Item position entries:
------------------------

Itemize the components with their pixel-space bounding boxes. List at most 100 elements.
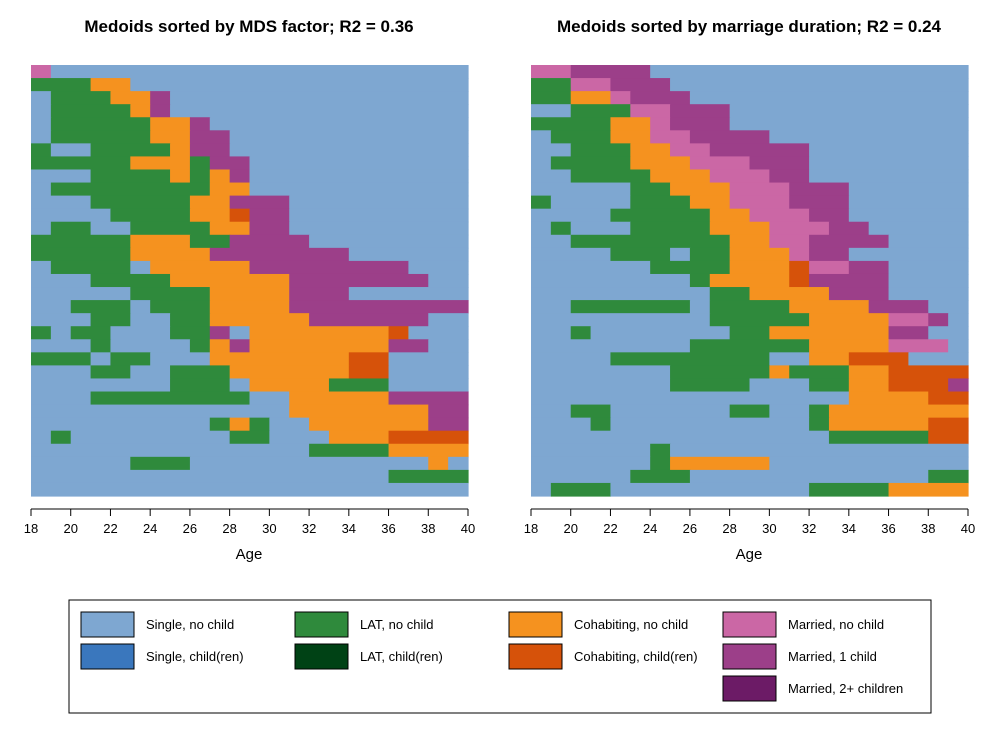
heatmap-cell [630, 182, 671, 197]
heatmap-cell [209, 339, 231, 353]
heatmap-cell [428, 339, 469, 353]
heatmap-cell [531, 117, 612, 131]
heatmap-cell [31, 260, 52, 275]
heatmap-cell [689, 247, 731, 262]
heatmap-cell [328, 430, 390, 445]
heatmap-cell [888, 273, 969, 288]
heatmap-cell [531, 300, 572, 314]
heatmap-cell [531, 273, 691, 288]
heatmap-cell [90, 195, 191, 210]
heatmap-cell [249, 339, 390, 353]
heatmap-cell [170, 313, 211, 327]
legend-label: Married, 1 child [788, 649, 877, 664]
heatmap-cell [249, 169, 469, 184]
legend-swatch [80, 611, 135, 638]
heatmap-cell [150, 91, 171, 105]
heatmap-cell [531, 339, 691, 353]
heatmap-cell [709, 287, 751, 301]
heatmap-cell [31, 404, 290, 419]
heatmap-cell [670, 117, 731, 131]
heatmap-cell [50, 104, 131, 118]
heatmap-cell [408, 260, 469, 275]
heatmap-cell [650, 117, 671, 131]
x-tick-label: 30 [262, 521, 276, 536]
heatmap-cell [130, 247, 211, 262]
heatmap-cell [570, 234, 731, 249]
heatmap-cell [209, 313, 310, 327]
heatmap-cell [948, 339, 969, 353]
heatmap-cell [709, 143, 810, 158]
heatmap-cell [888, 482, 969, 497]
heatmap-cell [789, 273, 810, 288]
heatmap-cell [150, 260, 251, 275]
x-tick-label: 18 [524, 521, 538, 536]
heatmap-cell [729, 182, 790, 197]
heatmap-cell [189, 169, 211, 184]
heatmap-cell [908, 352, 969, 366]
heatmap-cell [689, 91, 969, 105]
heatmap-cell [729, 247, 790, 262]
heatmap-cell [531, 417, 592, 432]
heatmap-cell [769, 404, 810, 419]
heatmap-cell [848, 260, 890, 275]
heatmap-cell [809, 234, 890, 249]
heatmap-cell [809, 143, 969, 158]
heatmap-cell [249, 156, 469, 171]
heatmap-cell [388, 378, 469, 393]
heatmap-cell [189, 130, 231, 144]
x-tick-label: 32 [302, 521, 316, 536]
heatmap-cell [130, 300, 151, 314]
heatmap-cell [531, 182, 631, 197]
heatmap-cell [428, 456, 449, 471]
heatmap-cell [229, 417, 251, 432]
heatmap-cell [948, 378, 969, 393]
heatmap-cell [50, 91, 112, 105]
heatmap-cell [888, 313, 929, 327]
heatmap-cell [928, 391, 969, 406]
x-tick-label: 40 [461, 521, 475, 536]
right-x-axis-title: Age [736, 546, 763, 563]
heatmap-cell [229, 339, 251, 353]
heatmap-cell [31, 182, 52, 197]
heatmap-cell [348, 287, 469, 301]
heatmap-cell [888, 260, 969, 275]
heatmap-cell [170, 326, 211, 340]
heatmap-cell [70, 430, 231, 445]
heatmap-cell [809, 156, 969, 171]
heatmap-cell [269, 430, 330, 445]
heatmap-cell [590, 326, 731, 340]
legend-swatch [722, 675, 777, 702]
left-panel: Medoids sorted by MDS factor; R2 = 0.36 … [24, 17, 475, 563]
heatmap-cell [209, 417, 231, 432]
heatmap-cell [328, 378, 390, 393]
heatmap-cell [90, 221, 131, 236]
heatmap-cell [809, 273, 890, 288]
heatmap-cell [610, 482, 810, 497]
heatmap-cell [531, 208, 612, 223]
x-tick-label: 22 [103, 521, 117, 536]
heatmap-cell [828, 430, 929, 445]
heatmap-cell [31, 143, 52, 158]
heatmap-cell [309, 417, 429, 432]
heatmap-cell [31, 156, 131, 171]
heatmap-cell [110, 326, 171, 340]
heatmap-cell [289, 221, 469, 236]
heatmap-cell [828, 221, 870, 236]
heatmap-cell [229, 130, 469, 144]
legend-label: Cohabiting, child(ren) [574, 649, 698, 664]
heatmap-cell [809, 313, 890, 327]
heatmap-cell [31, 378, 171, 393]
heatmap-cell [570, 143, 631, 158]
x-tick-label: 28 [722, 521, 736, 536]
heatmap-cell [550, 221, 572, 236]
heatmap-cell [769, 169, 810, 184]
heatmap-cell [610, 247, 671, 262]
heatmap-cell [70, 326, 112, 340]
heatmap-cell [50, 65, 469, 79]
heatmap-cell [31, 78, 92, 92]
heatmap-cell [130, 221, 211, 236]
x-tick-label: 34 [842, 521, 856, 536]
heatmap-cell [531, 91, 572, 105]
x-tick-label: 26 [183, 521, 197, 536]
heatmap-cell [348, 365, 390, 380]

------------------------

◆ Exercise: Print every line of the listing above verbatim, leaving the pictures out.

◆ Exercise answer:
Itemize the components with their pixel-space bounding boxes. List at most 100 elements.
heatmap-cell [630, 182, 671, 197]
heatmap-cell [209, 339, 231, 353]
heatmap-cell [428, 339, 469, 353]
heatmap-cell [531, 117, 612, 131]
heatmap-cell [31, 260, 52, 275]
heatmap-cell [689, 247, 731, 262]
heatmap-cell [328, 430, 390, 445]
heatmap-cell [888, 273, 969, 288]
heatmap-cell [531, 300, 572, 314]
heatmap-cell [531, 273, 691, 288]
heatmap-cell [90, 195, 191, 210]
heatmap-cell [249, 339, 390, 353]
heatmap-cell [170, 313, 211, 327]
legend-label: Married, 1 child [788, 649, 877, 664]
heatmap-cell [249, 169, 469, 184]
legend-swatch [80, 611, 135, 638]
heatmap-cell [150, 91, 171, 105]
heatmap-cell [531, 339, 691, 353]
heatmap-cell [709, 287, 751, 301]
heatmap-cell [31, 404, 290, 419]
heatmap-cell [670, 117, 731, 131]
heatmap-cell [50, 104, 131, 118]
heatmap-cell [408, 260, 469, 275]
heatmap-cell [650, 117, 671, 131]
x-tick-label: 30 [262, 521, 276, 536]
heatmap-cell [130, 247, 211, 262]
heatmap-cell [570, 234, 731, 249]
heatmap-cell [209, 313, 310, 327]
heatmap-cell [948, 339, 969, 353]
heatmap-cell [709, 143, 810, 158]
heatmap-cell [888, 482, 969, 497]
heatmap-cell [789, 273, 810, 288]
heatmap-cell [150, 260, 251, 275]
x-tick-label: 18 [524, 521, 538, 536]
heatmap-cell [729, 182, 790, 197]
heatmap-cell [189, 169, 211, 184]
heatmap-cell [908, 352, 969, 366]
heatmap-cell [689, 91, 969, 105]
heatmap-cell [729, 247, 790, 262]
heatmap-cell [531, 417, 592, 432]
heatmap-cell [769, 404, 810, 419]
heatmap-cell [848, 260, 890, 275]
heatmap-cell [809, 234, 890, 249]
heatmap-cell [809, 143, 969, 158]
heatmap-cell [249, 156, 469, 171]
heatmap-cell [388, 378, 469, 393]
heatmap-cell [189, 130, 231, 144]
x-tick-label: 32 [302, 521, 316, 536]
heatmap-cell [130, 300, 151, 314]
heatmap-cell [531, 182, 631, 197]
heatmap-cell [428, 456, 449, 471]
heatmap-cell [229, 417, 251, 432]
heatmap-cell [948, 378, 969, 393]
heatmap-cell [50, 91, 112, 105]
heatmap-cell [888, 313, 929, 327]
heatmap-cell [928, 391, 969, 406]
x-tick-label: 40 [461, 521, 475, 536]
right-x-axis-title: Age [736, 546, 763, 563]
heatmap-cell [229, 339, 251, 353]
heatmap-cell [31, 182, 52, 197]
heatmap-cell [348, 287, 469, 301]
heatmap-cell [888, 260, 969, 275]
heatmap-cell [170, 326, 211, 340]
heatmap-cell [70, 430, 231, 445]
heatmap-cell [809, 156, 969, 171]
heatmap-cell [269, 430, 330, 445]
heatmap-cell [590, 326, 731, 340]
legend-swatch [722, 675, 777, 702]
left-panel: Medoids sorted by MDS factor; R2 = 0.36 … [24, 17, 475, 563]
heatmap-cell [209, 417, 231, 432]
heatmap-cell [328, 378, 390, 393]
heatmap-cell [90, 221, 131, 236]
heatmap-cell [809, 273, 890, 288]
heatmap-cell [610, 482, 810, 497]
heatmap-cell [531, 208, 612, 223]
x-tick-label: 22 [103, 521, 117, 536]
heatmap-cell [828, 430, 929, 445]
heatmap-cell [31, 143, 52, 158]
heatmap-cell [309, 417, 429, 432]
heatmap-cell [31, 156, 131, 171]
heatmap-cell [110, 326, 171, 340]
heatmap-cell [289, 221, 469, 236]
heatmap-cell [828, 221, 870, 236]
heatmap-cell [229, 130, 469, 144]
legend-label: Cohabiting, child(ren) [574, 649, 698, 664]
heatmap-cell [809, 313, 890, 327]
heatmap-cell [31, 378, 171, 393]
heatmap-cell [570, 143, 631, 158]
x-tick-label: 28 [722, 521, 736, 536]
heatmap-cell [550, 221, 572, 236]
heatmap-cell [769, 169, 810, 184]
heatmap-cell [610, 247, 671, 262]
heatmap-cell [70, 326, 112, 340]
heatmap-cell [50, 65, 469, 79]
heatmap-cell [31, 78, 92, 92]
heatmap-cell [130, 221, 211, 236]
x-tick-label: 34 [842, 521, 856, 536]
heatmap-cell [531, 91, 572, 105]
x-tick-label: 26 [183, 521, 197, 536]
heatmap-cell [348, 365, 390, 380]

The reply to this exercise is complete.